Top of SELECTED EXCERPT

“If the plastic posts were ever protecting anyone to begin with, they aren’t doing it when they don’t stay in place for more than a few weeks at a time.”
— David Binnig
The thousands of plastic posts that delineate Portland bike lanes are perhaps a perfect symbol of our city’s commitment to bicycling and traffic safety. On one hand they show the transportation bureau respects bicycle riders and other vulnerable road users and that they know protecting bike lanes and building diverters is a key ingredient to boosting bike usage. But on the other hand, they don’t go far enough. By using a flimsy material for something meant to encourage people to drive less and protect them from collisions with multi-ton steel vehicles, the city shows they’re commitment to safety is more about aesthetics than outcomes.
These nearly-ubiquitous plastic posts (aka flex-posts, bollards, wands, or candlestick delineators) are good, but not great. And we desperately need great.
You probably either love or hate these posts. I love them when they stand stout and tall because they change driver behaviors and offer some protection (or at least a feeling of protection). But when I see them battered and uprooted, I get mad. I can feel a pit in my stomach that’s part frustration with PBOT for using them to begin with and part fear that my body will suffer the same fate.

Bottom of SELECTED EXCERPT

Continue the piece on Portland's plastic bike lane posts, starting after its last sentence. The items below this point were taken from a different source.

Top of DATA EXTRACT

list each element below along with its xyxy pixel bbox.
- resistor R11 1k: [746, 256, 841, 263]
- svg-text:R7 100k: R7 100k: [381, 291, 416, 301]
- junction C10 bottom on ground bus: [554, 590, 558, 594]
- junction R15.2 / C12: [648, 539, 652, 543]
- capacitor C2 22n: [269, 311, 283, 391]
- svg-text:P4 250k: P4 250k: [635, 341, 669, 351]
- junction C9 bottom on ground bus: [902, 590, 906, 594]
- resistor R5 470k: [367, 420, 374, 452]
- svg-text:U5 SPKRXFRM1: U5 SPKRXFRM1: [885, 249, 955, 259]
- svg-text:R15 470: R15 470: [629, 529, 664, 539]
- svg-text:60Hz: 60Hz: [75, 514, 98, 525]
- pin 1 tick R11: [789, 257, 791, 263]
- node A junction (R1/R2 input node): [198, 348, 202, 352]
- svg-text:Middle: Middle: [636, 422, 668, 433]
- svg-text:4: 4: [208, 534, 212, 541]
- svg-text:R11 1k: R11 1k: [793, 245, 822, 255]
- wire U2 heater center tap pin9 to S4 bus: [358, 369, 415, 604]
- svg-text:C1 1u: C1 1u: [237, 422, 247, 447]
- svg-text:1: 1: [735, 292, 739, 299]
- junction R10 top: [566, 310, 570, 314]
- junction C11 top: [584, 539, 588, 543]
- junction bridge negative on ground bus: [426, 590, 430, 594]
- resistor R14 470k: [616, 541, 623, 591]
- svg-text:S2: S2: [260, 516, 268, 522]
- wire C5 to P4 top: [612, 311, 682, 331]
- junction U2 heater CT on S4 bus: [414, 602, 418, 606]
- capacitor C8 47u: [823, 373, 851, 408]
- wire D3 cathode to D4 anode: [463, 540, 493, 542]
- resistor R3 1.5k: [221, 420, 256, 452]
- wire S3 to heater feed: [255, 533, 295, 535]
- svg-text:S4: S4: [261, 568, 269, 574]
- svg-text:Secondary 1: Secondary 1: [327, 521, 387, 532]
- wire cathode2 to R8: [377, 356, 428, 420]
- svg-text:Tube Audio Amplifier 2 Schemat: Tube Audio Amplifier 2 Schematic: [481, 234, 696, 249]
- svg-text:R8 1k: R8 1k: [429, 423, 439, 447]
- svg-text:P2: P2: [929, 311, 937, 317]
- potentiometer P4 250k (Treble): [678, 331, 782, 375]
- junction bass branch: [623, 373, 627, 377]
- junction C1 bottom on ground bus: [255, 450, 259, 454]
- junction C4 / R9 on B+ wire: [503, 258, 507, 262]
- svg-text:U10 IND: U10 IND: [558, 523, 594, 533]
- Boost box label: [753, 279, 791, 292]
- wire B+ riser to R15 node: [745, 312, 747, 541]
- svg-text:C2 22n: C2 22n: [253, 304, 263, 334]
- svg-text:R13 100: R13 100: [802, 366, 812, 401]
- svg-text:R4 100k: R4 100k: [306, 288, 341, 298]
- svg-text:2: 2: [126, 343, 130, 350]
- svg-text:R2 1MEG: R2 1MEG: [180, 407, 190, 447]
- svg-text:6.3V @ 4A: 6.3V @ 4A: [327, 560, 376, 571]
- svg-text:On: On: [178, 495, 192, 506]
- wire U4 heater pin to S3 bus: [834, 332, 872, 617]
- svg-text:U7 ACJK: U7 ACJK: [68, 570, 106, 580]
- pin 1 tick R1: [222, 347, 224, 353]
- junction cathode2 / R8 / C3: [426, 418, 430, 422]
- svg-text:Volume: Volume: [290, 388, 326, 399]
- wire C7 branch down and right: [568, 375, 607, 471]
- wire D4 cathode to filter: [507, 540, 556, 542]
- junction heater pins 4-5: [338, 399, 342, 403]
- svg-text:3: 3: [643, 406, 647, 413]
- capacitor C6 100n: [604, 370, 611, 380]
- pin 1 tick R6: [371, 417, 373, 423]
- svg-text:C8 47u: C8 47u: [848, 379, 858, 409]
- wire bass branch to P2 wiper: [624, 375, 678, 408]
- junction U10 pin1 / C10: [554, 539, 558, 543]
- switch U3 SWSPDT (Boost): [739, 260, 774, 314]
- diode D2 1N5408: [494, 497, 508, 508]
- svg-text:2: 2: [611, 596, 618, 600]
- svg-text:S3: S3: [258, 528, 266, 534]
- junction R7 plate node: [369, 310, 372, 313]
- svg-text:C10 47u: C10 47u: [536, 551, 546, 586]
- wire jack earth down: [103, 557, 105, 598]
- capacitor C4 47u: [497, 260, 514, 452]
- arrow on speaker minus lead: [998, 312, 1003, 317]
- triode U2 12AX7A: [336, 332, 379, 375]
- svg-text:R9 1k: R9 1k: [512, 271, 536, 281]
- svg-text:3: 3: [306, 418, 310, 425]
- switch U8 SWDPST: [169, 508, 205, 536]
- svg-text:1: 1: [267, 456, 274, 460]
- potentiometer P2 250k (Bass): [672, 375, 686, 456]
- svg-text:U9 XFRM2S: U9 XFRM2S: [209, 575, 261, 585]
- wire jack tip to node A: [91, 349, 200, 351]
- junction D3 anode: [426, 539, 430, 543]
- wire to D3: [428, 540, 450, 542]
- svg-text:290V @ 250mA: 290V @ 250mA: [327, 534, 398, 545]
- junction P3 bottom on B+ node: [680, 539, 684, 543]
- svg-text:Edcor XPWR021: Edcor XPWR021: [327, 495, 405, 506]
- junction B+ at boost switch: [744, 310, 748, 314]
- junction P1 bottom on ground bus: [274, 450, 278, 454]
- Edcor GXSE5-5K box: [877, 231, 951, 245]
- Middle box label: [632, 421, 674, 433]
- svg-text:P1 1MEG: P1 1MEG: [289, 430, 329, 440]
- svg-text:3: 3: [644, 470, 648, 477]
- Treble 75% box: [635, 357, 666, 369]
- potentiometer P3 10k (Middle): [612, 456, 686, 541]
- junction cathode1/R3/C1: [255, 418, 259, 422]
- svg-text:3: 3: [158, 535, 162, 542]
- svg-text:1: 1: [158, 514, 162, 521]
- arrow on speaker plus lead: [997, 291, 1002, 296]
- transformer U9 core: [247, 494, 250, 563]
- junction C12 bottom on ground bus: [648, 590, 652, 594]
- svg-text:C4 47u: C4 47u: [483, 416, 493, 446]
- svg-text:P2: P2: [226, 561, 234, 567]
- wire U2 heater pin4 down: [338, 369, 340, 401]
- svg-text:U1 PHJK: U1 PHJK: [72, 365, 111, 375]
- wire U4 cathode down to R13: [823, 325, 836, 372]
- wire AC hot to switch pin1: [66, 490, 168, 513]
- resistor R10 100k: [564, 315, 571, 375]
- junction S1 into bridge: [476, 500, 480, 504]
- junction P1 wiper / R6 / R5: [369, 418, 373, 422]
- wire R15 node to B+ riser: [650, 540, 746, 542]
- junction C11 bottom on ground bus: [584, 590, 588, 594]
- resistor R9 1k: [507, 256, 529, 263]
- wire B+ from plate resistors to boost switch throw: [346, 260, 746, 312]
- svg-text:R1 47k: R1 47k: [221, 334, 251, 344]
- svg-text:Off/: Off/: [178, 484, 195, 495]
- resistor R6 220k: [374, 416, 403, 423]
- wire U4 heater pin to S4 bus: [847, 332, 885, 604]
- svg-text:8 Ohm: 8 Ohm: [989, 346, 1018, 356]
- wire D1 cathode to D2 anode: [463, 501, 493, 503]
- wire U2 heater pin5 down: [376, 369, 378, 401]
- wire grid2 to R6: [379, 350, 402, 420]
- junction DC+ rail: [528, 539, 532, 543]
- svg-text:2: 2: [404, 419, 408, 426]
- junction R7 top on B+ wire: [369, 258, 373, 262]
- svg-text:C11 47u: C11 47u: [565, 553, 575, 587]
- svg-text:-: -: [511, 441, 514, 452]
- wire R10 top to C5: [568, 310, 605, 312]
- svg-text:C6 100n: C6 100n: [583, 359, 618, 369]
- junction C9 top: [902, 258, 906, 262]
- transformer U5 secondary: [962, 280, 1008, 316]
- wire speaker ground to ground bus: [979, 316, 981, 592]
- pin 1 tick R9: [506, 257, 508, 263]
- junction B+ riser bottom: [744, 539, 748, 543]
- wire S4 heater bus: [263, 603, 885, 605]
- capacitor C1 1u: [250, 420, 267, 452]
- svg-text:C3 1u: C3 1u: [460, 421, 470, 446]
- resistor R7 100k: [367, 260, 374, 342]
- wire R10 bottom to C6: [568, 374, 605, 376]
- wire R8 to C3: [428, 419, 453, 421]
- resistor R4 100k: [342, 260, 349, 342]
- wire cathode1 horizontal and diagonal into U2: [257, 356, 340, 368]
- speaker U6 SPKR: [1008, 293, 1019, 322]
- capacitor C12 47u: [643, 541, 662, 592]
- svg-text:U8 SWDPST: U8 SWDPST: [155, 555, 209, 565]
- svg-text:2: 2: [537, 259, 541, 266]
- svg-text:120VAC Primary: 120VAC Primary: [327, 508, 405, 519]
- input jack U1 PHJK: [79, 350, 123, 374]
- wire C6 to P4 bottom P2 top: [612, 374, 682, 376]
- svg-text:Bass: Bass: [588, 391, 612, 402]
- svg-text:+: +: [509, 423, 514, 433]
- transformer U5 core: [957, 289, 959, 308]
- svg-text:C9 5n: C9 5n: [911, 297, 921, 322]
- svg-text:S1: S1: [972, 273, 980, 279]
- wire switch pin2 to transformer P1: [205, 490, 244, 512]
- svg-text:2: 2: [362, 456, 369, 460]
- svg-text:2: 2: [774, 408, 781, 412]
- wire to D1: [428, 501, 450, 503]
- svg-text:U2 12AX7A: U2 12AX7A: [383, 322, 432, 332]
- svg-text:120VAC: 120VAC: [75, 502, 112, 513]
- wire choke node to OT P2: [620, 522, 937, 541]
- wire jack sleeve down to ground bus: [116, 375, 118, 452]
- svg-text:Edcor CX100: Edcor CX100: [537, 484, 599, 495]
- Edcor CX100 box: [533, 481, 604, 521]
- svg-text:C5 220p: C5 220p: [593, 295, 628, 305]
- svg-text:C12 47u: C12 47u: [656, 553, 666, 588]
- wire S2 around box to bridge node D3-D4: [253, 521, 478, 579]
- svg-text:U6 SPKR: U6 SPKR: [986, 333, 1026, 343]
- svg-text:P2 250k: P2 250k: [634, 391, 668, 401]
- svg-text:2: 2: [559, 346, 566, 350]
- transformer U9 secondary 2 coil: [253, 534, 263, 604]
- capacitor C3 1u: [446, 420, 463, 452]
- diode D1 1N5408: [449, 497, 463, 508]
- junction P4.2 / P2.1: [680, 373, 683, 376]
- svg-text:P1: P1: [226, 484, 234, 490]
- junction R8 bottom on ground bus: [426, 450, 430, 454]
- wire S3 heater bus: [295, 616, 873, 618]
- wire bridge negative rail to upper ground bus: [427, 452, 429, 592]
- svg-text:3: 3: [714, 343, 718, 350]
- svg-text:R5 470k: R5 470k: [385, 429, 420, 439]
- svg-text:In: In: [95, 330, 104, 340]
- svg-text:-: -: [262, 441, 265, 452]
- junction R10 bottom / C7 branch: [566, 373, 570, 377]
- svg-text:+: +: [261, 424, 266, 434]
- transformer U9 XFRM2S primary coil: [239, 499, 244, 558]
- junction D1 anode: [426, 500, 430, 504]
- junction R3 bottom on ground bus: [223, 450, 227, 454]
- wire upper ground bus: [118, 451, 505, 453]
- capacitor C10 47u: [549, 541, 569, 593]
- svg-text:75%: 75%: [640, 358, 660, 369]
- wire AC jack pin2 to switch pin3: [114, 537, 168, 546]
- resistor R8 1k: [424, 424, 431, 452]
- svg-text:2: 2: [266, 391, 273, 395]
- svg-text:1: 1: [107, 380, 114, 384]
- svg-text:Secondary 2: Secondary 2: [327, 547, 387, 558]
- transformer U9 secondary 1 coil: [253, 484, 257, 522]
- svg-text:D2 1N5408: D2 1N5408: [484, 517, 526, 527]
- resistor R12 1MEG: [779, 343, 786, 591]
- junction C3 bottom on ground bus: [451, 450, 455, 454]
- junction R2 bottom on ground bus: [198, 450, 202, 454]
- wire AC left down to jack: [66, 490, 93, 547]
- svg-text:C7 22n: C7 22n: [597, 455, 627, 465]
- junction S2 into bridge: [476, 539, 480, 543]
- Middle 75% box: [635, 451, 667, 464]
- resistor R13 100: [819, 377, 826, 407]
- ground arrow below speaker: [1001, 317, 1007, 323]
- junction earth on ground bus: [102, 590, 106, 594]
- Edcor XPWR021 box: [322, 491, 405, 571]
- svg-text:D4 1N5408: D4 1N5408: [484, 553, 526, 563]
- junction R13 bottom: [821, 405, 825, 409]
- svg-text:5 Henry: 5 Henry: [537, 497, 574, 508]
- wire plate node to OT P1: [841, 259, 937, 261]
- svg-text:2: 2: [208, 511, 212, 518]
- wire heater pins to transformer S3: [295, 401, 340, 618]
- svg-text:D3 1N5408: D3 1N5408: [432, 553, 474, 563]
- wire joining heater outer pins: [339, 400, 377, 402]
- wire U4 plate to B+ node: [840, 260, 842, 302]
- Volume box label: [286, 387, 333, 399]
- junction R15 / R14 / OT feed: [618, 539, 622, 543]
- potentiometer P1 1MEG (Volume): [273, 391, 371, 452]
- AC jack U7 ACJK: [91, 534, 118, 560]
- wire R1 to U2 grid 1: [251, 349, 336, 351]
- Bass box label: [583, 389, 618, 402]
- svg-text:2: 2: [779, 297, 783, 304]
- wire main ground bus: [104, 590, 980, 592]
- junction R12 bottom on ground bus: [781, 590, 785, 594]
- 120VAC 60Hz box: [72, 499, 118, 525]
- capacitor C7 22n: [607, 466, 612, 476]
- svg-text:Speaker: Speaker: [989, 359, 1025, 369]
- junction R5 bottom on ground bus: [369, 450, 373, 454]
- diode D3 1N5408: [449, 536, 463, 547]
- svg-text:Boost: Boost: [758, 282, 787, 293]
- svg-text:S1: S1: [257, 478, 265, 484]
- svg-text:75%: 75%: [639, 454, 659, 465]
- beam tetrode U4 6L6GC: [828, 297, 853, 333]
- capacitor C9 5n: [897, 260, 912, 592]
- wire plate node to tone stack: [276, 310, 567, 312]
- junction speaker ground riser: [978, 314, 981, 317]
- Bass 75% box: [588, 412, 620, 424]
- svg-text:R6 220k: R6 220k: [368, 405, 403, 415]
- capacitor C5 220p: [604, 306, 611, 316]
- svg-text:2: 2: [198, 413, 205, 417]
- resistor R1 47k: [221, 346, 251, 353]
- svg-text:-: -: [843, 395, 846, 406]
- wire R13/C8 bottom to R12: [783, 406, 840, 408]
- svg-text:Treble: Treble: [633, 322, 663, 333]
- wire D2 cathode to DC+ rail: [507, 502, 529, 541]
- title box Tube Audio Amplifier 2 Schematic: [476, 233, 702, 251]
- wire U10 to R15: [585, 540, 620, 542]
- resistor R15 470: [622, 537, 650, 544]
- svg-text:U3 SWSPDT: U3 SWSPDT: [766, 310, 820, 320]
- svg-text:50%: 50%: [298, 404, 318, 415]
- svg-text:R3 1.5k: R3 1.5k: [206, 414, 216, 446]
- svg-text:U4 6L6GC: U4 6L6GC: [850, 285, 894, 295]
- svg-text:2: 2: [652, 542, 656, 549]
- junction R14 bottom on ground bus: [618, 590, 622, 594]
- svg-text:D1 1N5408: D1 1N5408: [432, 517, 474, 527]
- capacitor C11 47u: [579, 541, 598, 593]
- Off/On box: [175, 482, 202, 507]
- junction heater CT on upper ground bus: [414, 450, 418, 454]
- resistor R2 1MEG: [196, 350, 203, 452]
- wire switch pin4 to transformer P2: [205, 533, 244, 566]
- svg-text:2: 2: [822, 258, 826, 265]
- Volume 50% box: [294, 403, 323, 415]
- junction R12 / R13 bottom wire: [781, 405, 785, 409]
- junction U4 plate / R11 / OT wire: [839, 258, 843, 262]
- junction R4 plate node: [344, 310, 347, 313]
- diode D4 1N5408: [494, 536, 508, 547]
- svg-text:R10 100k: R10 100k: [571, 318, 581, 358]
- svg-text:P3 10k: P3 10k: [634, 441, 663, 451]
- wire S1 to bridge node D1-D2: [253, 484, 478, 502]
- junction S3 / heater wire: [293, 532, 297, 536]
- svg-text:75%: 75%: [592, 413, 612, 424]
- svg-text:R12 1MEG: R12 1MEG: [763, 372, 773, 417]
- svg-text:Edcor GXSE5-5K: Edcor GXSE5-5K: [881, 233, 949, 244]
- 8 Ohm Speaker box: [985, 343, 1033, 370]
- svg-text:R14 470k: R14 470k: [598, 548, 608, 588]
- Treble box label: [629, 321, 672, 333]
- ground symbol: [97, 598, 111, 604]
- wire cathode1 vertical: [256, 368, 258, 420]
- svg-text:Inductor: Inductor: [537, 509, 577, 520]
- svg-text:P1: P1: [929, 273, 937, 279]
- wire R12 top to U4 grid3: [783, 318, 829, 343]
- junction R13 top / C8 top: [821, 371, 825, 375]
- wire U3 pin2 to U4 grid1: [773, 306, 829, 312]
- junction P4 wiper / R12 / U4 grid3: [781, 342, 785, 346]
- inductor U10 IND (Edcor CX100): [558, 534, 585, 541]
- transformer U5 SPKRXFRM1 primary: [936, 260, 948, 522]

Bottom of DATA EXTRACT

## ANSWER TO THE EXERCISE
Southeast Portland resident David Binnig is one of many volunteer activists who’ve made it a side hobby to track the fate of these posts they pass by each day. Back in March Binnig began to track the status of downed posts on the traffic diverter on SE Clinton and 17th. He snapped a photo in March. Then another in April. Then May. Then June. Then he emailed PBOT’s traffic safety request system at via firstname.lastname@example.org. This email address is part of PBOT’s robust and very effective system for capturing complaints and fixing them. It works very well and we’ve shared several success stories over the years.
In August, Binnig heard back from PBOT that they’d upgrade the plastic wants to steel posts with more robust signs attached. The posts would still be breakaway-style (so fire trucks could go over them in an emergency), but they look stout enough that drivers are likely to avoid hitting them.
I asked Binnig to share more about his experience at this location and how he got PBOT to address it.
“I don’t think this particular location was the most important place — there are many, many intersections that are higher-priority in terms of safety,” he said, “but it was an egregious one it that it was pretty clear that drivers were deliberately ignoring the diverter and choosing to drive over it, as opposed to just misjudging their cornering.”
Because Binnig biked by regularly he knew the posts were being knocked down regularly and he had documentation of it happening for the past several years.
Asked if he hopes PBOT makes this upgrade elsewhere, Binnig said, “Yes. Everywhere.” Here’s more from his response:
“The reliance on plastic flex-posts is (in my view) a symptom of Portland’s lack of conviction on bicycling and road safety: We want to create an appearance of prioritizing safe routes without committing to anything that might scratch a car in the course of protecting someone on a bike. It’s also a problem in itself, when damaged posts allow drivers to cut corners or drive into bike lanes. If the plastic posts were ever protecting anyone to begin with, they aren’t doing it when they don’t stay in place for more than a few weeks at a time.”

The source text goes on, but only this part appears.